TASK PROMPT: Copy the records below exactly, leaving out every picture.

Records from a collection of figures
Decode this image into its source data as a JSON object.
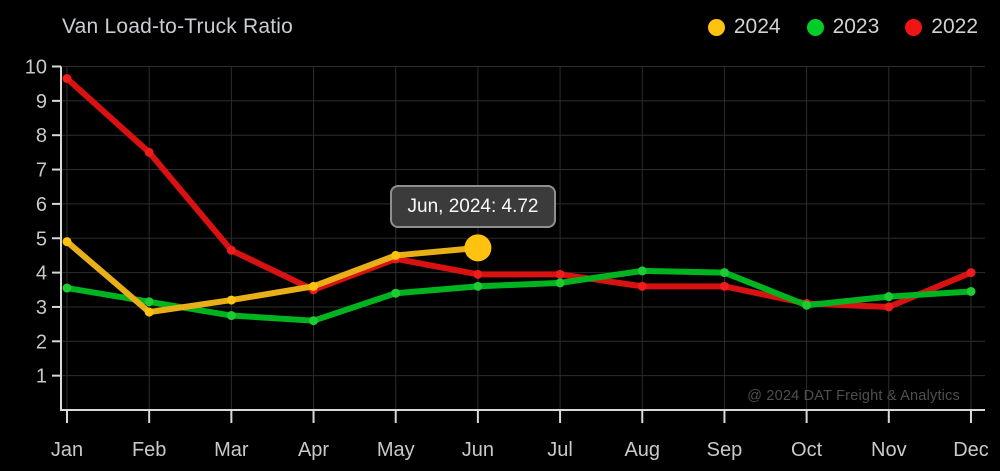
{
  "title": "Van Load-to-Truck Ratio",
  "legend": {
    "items": [
      {
        "label": "2024",
        "color": "#ffc30f"
      },
      {
        "label": "2023",
        "color": "#00cd28"
      },
      {
        "label": "2022",
        "color": "#f01414"
      }
    ]
  },
  "tooltip": {
    "text": "Jun, 2024: 4.72"
  },
  "watermark": "@ 2024 DAT Freight & Analytics",
  "colors": {
    "background": "#000000",
    "grid": "#2d2d2d",
    "axis": "#d9d9d9",
    "tick_text": "#c9c9c9"
  },
  "chart_data": {
    "type": "line",
    "title": "Van Load-to-Truck Ratio",
    "categories": [
      "Jan",
      "Feb",
      "Mar",
      "Apr",
      "May",
      "Jun",
      "Jul",
      "Aug",
      "Sep",
      "Oct",
      "Nov",
      "Dec"
    ],
    "series": [
      {
        "name": "2024",
        "color": "#e9af19",
        "marker_color": "#ffc30f",
        "values": [
          4.9,
          2.85,
          3.2,
          3.6,
          4.5,
          4.72,
          null,
          null,
          null,
          null,
          null,
          null
        ]
      },
      {
        "name": "2023",
        "color": "#00b41f",
        "marker_color": "#1ecb32",
        "values": [
          3.55,
          3.15,
          2.75,
          2.6,
          3.4,
          3.6,
          3.7,
          4.05,
          4.0,
          3.05,
          3.3,
          3.45
        ]
      },
      {
        "name": "2022",
        "color": "#d81111",
        "marker_color": "#ee1c1c",
        "values": [
          9.65,
          7.5,
          4.65,
          3.5,
          4.4,
          3.95,
          3.95,
          3.6,
          3.6,
          3.1,
          3.0,
          4.0
        ]
      }
    ],
    "xlabel": "",
    "ylabel": "",
    "ylim": [
      0,
      10
    ],
    "yticks": [
      1,
      2,
      3,
      4,
      5,
      6,
      7,
      8,
      9,
      10
    ],
    "grid": true,
    "legend_position": "top-right",
    "highlight": {
      "series": "2024",
      "category": "Jun",
      "value": 4.72
    }
  }
}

REPLY TO THE EXERCISE:
Decode this image into its source data as a JSON object.
{
  "title": "Van Load-to-Truck Ratio",
  "legend": {
    "items": [
      {
        "label": "2024",
        "color": "#ffc30f"
      },
      {
        "label": "2023",
        "color": "#00cd28"
      },
      {
        "label": "2022",
        "color": "#f01414"
      }
    ]
  },
  "tooltip": {
    "text": "Jun, 2024: 4.72"
  },
  "watermark": "@ 2024 DAT Freight & Analytics",
  "colors": {
    "background": "#000000",
    "grid": "#2d2d2d",
    "axis": "#d9d9d9",
    "tick_text": "#c9c9c9"
  },
  "chart_data": {
    "type": "line",
    "title": "Van Load-to-Truck Ratio",
    "categories": [
      "Jan",
      "Feb",
      "Mar",
      "Apr",
      "May",
      "Jun",
      "Jul",
      "Aug",
      "Sep",
      "Oct",
      "Nov",
      "Dec"
    ],
    "series": [
      {
        "name": "2024",
        "color": "#e9af19",
        "marker_color": "#ffc30f",
        "values": [
          4.9,
          2.85,
          3.2,
          3.6,
          4.5,
          4.72,
          null,
          null,
          null,
          null,
          null,
          null
        ]
      },
      {
        "name": "2023",
        "color": "#00b41f",
        "marker_color": "#1ecb32",
        "values": [
          3.55,
          3.15,
          2.75,
          2.6,
          3.4,
          3.6,
          3.7,
          4.05,
          4.0,
          3.05,
          3.3,
          3.45
        ]
      },
      {
        "name": "2022",
        "color": "#d81111",
        "marker_color": "#ee1c1c",
        "values": [
          9.65,
          7.5,
          4.65,
          3.5,
          4.4,
          3.95,
          3.95,
          3.6,
          3.6,
          3.1,
          3.0,
          4.0
        ]
      }
    ],
    "xlabel": "",
    "ylabel": "",
    "ylim": [
      0,
      10
    ],
    "yticks": [
      1,
      2,
      3,
      4,
      5,
      6,
      7,
      8,
      9,
      10
    ],
    "grid": true,
    "legend_position": "top-right",
    "highlight": {
      "series": "2024",
      "category": "Jun",
      "value": 4.72
    }
  }
}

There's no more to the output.